---- Material supplied

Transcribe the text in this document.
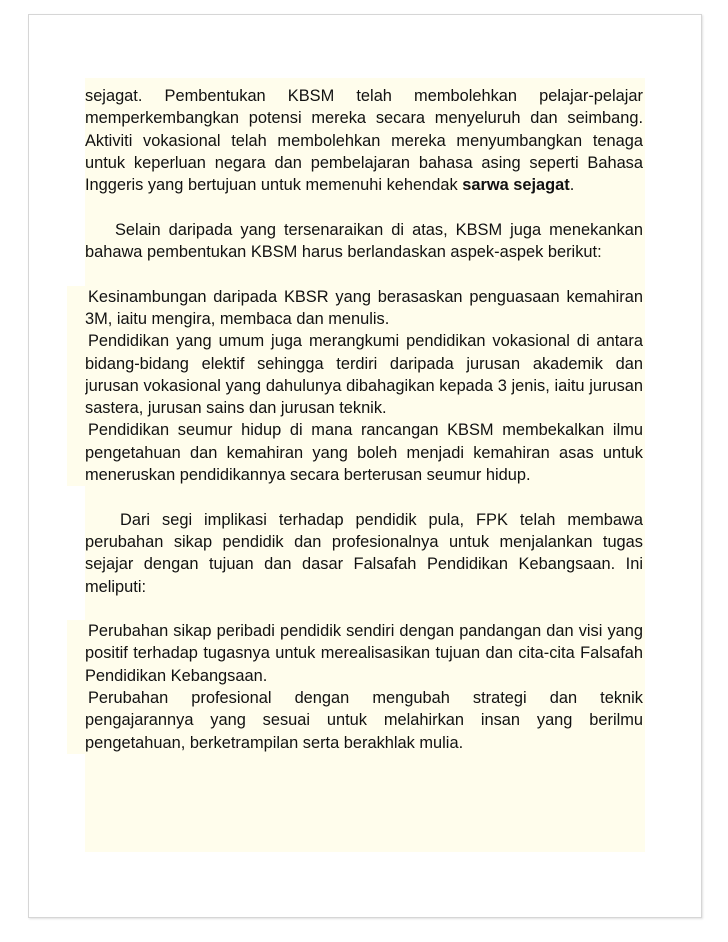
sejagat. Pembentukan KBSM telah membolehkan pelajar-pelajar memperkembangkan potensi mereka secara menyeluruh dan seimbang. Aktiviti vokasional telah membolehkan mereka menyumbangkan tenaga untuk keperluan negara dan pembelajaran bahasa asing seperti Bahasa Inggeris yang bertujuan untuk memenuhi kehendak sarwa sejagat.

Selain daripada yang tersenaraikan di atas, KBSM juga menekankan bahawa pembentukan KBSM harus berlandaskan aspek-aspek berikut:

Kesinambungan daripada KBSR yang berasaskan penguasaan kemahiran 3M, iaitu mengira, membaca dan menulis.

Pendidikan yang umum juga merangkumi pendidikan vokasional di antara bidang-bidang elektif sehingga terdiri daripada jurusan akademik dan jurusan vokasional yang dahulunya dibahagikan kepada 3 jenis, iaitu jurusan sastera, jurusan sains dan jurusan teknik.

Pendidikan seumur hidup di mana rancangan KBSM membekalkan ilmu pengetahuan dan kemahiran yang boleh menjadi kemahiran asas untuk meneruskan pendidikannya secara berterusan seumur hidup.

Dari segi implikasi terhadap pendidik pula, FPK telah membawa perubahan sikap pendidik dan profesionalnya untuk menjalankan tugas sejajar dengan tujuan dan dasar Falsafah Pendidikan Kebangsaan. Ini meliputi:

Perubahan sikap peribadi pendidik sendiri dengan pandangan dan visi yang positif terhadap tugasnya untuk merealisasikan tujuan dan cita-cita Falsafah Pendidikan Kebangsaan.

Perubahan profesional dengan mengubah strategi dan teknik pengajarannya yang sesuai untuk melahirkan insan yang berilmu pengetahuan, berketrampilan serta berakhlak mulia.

--------

▶ [Given exercise]:
Scan the listing above and copy all lines containing the word "pengetahuan".

▶ [Result]:
Pendidikan seumur hidup di mana rancangan KBSM membekalkan ilmu pengetahuan dan kemahiran yang boleh menjadi kemahiran asas untuk meneruskan pendidikannya secara berterusan seumur hidup.
Perubahan profesional dengan mengubah strategi dan teknik pengajarannya yang sesuai untuk melahirkan insan yang berilmu pengetahuan, berketrampilan serta berakhlak mulia.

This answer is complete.